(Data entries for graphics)
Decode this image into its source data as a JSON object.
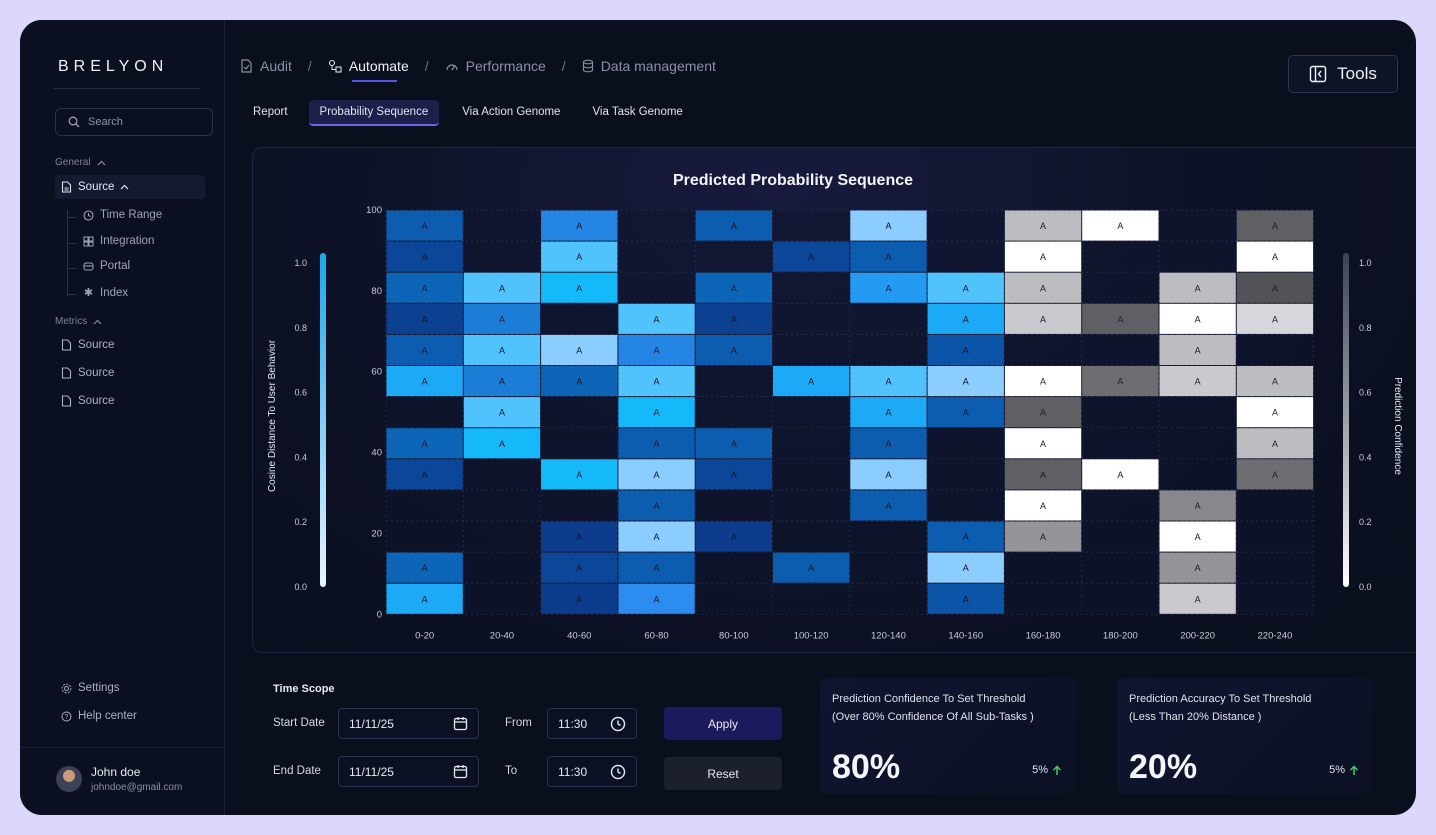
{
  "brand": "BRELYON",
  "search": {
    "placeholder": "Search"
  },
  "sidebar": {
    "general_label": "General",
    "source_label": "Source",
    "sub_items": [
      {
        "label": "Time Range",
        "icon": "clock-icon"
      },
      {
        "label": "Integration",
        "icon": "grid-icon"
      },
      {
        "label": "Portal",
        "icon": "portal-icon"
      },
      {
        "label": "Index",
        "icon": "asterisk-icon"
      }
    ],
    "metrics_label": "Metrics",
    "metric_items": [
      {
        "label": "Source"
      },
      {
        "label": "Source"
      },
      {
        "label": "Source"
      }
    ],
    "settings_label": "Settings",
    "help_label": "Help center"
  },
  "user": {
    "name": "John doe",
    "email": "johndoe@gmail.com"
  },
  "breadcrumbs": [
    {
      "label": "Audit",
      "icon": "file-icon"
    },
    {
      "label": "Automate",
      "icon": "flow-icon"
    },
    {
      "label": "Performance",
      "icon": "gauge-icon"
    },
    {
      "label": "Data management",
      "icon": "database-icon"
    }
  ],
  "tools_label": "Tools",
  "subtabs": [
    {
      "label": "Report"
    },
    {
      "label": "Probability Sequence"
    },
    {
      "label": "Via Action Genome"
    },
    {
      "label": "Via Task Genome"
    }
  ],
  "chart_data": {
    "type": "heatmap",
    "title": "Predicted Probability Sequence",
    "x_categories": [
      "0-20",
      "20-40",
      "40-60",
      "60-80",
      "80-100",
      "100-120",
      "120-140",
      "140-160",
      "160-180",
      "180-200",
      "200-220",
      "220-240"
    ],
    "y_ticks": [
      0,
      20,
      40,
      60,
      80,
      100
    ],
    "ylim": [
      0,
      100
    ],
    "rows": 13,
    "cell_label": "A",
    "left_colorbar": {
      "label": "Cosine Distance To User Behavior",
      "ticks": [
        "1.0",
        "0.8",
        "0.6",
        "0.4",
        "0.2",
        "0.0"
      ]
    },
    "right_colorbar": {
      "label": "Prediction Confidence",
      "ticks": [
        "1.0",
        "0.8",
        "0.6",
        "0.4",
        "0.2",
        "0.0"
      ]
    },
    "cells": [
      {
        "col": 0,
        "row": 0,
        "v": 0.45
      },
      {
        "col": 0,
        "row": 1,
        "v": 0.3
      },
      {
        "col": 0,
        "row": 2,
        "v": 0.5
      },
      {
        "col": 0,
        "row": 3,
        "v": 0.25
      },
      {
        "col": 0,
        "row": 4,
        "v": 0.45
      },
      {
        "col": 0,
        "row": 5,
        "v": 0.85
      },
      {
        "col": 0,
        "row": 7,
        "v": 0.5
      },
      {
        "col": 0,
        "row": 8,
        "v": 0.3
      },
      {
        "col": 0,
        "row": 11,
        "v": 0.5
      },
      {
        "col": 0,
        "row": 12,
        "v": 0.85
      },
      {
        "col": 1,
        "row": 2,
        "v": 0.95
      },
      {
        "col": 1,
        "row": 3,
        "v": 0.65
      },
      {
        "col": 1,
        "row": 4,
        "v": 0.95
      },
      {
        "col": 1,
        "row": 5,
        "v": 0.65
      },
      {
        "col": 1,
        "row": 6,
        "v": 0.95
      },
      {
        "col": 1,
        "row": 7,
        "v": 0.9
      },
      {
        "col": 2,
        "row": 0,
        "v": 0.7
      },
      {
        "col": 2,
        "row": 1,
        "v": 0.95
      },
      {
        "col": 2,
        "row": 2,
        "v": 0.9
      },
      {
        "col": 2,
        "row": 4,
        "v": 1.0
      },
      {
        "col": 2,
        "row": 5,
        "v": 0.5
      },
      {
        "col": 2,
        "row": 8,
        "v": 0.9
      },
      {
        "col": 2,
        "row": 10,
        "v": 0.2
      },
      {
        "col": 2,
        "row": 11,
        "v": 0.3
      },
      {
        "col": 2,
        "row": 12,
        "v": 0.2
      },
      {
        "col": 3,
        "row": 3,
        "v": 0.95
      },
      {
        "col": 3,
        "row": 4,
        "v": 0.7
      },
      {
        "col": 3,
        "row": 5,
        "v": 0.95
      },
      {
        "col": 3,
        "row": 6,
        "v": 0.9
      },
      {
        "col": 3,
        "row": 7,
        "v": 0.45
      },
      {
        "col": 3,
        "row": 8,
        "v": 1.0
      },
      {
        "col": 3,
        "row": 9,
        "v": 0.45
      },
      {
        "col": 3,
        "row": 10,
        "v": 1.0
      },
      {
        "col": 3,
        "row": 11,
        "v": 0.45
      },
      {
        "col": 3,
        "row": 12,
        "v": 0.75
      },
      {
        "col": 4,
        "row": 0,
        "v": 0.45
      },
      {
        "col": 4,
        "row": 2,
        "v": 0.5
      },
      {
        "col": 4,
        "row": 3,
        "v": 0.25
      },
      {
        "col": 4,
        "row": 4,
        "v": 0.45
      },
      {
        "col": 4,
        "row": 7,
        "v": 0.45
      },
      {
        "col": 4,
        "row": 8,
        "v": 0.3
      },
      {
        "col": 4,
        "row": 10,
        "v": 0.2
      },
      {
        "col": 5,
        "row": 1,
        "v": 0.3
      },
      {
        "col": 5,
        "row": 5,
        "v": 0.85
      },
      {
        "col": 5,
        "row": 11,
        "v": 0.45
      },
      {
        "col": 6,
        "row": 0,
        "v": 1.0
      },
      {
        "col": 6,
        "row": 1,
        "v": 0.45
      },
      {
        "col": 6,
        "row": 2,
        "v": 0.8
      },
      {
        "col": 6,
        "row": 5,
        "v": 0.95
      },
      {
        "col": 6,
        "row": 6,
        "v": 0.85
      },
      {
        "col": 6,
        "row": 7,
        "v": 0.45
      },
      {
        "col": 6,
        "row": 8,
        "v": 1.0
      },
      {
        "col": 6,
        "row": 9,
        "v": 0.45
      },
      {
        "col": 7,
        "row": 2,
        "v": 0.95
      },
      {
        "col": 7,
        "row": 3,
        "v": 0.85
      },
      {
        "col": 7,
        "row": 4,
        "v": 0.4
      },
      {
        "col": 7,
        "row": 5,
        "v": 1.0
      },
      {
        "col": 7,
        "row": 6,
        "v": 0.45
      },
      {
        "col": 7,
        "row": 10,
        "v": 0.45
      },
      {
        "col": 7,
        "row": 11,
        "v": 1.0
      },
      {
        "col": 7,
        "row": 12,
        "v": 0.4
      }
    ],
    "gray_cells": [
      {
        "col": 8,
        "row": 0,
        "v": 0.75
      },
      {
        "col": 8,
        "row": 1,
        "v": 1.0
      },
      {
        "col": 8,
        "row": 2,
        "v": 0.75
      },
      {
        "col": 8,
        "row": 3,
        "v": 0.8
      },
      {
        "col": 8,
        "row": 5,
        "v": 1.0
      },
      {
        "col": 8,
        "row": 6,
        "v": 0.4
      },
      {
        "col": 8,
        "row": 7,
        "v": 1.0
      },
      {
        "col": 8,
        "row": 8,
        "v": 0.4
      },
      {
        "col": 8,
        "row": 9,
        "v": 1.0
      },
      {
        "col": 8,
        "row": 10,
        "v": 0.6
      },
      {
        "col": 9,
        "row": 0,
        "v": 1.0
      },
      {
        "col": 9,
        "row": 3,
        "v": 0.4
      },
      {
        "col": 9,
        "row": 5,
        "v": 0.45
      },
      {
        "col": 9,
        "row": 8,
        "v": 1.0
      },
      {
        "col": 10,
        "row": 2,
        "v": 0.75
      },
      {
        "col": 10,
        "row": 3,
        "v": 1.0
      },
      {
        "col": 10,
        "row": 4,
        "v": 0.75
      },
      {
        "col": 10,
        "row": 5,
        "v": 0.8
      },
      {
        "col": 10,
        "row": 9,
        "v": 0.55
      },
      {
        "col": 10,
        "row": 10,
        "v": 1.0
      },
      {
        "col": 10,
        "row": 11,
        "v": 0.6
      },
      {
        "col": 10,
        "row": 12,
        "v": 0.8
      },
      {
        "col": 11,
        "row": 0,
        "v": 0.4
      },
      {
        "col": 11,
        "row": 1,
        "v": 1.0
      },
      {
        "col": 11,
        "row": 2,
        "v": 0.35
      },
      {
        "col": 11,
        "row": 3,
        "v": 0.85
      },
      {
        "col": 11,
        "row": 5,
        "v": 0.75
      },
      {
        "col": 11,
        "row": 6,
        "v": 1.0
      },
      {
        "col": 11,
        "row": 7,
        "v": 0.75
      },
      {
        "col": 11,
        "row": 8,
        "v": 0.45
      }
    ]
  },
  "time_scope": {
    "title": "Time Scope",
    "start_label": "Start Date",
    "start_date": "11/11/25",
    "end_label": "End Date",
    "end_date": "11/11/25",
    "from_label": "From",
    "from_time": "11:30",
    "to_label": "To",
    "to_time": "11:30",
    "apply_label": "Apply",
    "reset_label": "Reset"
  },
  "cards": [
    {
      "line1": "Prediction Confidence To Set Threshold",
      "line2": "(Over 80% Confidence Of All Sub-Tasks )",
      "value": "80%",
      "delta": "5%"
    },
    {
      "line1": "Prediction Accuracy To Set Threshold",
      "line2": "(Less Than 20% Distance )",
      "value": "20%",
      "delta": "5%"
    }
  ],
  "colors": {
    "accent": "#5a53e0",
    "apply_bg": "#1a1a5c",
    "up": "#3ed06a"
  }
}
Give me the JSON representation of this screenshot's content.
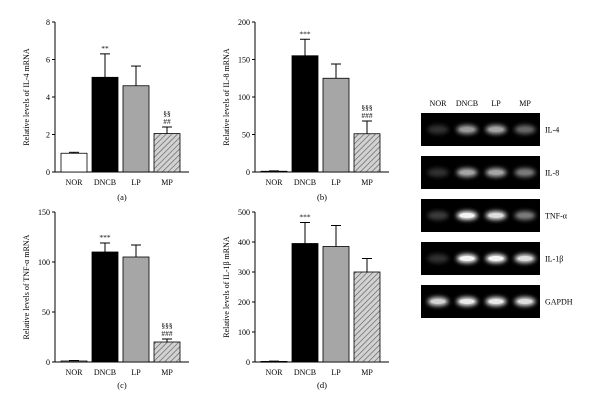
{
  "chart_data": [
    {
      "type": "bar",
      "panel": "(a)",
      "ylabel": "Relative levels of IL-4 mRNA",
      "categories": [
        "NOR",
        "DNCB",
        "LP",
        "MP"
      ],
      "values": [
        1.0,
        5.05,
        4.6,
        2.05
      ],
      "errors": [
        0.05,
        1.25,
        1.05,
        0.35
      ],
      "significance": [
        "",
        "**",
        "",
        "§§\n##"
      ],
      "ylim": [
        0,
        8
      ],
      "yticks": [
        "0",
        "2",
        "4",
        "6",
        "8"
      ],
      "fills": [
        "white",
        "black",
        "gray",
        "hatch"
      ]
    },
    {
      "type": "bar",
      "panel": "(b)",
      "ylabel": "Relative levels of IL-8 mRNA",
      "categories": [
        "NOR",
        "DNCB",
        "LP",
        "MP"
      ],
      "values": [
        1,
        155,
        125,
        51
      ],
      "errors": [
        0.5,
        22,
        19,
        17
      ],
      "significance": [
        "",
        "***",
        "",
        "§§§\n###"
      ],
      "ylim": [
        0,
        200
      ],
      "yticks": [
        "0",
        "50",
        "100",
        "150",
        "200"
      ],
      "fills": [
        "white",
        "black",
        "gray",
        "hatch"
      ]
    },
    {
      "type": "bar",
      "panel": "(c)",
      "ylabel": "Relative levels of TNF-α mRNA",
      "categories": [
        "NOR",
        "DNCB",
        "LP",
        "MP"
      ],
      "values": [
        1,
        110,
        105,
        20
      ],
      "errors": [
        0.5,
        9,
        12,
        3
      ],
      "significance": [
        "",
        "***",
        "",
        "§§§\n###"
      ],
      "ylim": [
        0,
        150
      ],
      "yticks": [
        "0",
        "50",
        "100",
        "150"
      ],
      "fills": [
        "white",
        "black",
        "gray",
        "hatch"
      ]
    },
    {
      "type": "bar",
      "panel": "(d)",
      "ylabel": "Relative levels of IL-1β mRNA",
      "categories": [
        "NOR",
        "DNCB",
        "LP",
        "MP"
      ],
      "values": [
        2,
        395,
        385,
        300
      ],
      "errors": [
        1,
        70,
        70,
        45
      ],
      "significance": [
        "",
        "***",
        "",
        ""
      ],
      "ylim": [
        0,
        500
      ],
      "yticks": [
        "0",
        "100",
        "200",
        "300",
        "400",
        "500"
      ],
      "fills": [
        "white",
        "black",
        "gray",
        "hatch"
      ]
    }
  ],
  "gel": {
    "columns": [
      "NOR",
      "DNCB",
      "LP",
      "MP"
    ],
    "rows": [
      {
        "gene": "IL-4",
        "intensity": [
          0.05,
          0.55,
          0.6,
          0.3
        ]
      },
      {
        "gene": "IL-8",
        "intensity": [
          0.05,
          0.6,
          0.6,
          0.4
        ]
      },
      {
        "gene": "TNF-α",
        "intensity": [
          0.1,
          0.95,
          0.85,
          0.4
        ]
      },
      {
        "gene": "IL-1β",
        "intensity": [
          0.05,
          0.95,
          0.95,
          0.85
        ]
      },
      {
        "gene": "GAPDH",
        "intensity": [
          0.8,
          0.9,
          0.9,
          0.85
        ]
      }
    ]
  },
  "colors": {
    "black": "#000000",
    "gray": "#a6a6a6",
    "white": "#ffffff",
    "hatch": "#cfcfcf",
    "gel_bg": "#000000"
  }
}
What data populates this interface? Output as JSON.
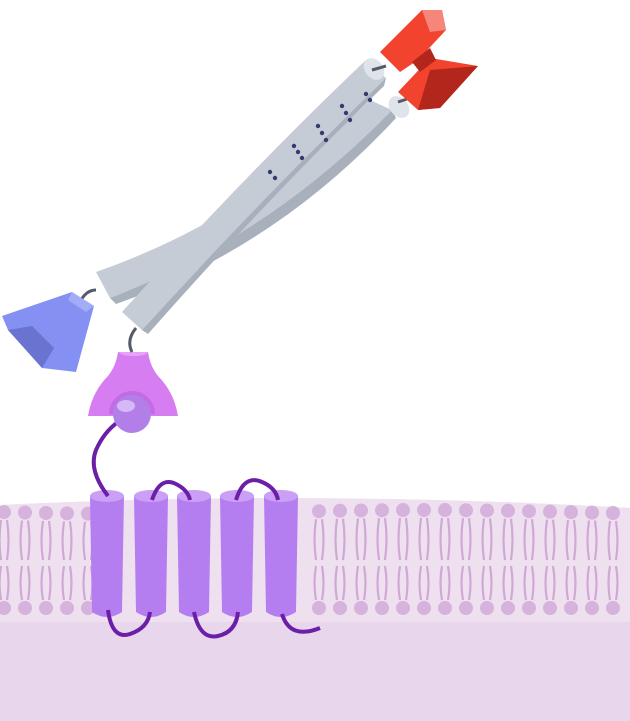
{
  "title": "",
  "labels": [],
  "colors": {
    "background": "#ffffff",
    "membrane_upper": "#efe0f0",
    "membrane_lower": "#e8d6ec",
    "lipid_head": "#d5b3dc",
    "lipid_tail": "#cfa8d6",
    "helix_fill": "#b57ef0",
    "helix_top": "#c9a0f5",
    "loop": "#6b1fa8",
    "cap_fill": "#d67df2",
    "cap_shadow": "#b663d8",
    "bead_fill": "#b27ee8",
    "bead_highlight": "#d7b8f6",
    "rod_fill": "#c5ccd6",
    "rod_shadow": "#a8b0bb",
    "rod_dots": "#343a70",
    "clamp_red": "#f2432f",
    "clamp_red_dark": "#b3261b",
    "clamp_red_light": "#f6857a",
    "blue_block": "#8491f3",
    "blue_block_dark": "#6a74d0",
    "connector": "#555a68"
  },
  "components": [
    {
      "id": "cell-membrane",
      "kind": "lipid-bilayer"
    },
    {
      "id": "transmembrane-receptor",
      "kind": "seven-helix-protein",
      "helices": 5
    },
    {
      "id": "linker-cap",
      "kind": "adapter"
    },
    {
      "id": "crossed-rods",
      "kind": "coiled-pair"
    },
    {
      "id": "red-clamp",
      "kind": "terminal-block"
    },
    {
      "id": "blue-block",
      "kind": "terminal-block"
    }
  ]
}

Work item ▸ Looking at the data above, count each line that holds the word "Probability" and report the count alone.

Result below ▸ 2